[Saved data entries]

--- begin ---

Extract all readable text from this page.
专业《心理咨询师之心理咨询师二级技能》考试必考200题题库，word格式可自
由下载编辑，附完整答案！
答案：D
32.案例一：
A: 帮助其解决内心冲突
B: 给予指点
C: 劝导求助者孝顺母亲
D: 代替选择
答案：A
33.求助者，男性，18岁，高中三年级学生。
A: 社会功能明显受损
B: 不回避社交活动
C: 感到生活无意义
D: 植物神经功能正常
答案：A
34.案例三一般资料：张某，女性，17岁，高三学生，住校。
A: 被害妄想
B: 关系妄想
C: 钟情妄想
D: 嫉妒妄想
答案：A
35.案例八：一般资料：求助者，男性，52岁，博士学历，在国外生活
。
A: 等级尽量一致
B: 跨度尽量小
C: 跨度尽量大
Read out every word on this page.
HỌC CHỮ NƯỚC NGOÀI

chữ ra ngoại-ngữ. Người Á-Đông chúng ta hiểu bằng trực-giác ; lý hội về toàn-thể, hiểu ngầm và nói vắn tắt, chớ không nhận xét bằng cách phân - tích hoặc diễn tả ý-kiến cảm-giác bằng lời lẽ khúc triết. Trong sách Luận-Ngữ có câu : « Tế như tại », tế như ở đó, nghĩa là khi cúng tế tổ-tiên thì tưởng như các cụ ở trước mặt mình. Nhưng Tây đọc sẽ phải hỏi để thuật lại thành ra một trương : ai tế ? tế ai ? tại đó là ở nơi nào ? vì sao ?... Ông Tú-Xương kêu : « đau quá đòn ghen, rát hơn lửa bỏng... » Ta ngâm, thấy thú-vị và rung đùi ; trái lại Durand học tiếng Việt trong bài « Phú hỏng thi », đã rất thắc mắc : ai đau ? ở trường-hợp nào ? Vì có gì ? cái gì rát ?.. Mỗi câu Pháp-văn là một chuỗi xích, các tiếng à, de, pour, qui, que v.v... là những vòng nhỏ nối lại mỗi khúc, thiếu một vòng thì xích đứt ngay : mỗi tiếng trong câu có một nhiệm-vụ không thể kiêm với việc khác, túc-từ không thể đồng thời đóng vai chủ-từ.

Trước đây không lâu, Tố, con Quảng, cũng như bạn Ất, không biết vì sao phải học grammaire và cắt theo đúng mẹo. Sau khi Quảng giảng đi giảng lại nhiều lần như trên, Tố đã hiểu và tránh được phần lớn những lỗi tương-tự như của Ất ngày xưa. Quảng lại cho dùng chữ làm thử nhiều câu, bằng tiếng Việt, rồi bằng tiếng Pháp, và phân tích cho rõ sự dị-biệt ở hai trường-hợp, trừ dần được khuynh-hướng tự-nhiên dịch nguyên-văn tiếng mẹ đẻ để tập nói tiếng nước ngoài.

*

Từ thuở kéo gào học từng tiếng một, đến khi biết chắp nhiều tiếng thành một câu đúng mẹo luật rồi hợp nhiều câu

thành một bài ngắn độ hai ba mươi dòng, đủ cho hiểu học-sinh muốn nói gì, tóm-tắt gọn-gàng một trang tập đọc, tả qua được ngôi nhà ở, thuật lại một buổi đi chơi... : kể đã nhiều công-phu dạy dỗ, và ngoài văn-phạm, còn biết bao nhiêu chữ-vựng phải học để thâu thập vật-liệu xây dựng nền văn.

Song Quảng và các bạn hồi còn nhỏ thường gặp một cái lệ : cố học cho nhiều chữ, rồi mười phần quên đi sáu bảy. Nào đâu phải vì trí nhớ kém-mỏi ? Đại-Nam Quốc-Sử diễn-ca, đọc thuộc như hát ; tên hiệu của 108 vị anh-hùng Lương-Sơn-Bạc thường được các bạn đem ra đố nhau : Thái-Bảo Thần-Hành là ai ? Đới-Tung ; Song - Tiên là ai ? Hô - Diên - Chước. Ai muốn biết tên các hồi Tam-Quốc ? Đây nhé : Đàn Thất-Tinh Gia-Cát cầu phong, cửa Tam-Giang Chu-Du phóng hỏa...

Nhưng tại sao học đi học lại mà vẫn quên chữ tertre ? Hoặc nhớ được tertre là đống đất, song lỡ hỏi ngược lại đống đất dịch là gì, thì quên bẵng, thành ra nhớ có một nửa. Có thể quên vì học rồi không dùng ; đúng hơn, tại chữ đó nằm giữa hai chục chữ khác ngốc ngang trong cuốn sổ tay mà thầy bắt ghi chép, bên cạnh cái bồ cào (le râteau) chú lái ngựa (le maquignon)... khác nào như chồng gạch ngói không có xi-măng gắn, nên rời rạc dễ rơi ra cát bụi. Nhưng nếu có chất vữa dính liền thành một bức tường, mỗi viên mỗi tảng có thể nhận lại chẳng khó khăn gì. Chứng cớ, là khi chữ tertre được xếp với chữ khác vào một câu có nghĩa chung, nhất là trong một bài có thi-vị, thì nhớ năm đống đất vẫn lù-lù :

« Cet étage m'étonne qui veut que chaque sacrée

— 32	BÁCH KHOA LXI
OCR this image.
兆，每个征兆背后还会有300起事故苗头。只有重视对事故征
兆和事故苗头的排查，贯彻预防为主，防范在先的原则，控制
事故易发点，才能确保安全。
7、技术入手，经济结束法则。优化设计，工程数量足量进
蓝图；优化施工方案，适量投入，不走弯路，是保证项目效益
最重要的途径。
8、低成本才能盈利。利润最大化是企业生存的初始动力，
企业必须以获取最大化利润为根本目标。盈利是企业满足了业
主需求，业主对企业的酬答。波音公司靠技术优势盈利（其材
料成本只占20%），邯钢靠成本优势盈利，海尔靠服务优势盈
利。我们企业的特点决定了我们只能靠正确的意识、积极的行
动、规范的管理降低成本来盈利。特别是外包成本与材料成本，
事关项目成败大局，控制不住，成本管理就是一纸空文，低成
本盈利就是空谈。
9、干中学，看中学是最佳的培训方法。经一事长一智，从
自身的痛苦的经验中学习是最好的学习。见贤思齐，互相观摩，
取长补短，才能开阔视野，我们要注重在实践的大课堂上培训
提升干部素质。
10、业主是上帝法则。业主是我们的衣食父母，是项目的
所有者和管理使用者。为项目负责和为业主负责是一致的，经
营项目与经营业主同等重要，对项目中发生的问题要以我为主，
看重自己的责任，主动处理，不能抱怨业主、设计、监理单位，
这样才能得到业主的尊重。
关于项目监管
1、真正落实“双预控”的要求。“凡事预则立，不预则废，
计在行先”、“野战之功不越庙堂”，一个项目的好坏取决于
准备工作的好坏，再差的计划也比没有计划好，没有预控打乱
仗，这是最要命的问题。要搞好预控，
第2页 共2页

--- end ---

= Written exercise =
Note every line above where the string "page" shows up, and copy those lines.

= Task answer =
Extract all readable text from this page.
Read out every word on this page.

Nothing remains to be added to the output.